GIVEN DATA -
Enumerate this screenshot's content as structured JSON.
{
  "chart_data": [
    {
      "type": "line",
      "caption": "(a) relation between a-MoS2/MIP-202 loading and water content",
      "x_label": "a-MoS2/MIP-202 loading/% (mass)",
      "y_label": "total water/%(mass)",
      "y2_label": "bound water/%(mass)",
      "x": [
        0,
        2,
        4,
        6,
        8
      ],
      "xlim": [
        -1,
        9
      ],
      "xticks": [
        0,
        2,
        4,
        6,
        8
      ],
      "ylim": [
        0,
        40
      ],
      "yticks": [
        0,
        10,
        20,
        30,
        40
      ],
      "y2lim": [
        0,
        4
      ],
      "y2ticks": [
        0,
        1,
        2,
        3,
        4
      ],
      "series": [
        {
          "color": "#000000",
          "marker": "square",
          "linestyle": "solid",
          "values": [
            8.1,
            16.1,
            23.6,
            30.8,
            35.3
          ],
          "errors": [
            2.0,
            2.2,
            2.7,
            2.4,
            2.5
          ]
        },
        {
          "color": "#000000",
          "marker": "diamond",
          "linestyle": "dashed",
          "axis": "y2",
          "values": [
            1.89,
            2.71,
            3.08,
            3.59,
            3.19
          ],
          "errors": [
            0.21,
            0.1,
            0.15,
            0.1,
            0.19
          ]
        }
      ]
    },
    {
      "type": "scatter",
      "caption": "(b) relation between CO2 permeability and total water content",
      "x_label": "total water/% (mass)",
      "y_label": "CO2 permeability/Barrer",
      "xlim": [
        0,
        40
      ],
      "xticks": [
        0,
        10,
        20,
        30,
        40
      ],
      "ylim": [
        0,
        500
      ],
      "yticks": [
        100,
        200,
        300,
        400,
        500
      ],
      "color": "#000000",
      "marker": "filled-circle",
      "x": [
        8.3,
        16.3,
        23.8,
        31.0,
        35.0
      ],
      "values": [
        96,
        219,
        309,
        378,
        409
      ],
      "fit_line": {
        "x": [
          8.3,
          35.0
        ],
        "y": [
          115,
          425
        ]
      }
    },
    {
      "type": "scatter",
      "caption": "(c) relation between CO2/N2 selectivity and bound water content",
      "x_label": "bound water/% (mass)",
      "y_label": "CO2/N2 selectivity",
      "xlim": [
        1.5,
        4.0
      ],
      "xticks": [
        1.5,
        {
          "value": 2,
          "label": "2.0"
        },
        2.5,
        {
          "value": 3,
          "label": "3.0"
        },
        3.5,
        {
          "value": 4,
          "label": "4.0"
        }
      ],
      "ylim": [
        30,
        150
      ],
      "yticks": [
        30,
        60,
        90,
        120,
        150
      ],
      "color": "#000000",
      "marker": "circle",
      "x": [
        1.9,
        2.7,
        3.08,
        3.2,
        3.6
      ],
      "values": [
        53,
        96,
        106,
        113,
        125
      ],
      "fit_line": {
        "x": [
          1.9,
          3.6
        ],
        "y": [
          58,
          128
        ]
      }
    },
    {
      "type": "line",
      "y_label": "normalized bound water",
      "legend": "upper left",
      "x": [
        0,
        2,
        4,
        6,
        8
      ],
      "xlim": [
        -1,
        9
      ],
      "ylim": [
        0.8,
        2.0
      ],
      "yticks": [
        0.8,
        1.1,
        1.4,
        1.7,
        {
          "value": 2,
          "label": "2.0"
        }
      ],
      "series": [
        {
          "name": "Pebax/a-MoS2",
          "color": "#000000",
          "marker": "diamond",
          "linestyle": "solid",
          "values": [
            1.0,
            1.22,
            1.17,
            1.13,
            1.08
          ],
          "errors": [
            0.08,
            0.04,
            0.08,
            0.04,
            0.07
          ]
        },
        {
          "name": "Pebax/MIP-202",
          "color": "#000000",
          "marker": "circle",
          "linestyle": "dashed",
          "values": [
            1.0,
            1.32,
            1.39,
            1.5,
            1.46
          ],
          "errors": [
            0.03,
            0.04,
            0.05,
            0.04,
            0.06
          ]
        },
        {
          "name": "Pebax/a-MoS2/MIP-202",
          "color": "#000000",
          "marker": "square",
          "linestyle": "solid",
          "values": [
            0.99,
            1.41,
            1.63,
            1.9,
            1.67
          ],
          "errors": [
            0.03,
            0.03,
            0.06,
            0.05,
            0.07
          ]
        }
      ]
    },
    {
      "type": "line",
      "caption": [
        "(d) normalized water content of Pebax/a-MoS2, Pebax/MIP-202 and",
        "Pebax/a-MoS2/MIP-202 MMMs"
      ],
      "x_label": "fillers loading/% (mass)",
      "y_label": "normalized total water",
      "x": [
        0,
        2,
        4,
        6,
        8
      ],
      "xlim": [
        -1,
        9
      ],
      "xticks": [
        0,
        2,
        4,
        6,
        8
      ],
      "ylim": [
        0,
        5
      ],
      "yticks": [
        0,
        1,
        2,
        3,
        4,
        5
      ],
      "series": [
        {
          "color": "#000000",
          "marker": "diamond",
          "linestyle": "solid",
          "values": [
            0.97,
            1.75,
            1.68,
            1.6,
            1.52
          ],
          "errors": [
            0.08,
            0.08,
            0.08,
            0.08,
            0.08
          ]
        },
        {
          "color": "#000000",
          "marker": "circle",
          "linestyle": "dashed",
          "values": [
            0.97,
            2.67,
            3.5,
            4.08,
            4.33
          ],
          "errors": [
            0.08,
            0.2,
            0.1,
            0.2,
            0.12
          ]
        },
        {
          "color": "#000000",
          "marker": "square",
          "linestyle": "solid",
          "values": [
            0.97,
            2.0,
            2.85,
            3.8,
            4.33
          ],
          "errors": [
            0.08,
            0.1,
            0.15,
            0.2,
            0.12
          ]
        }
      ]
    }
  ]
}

WHAT TO DO - In the entries above, how many lines hold the word "normalized"? State the number and nothing else.

FULL RESPONSE - 3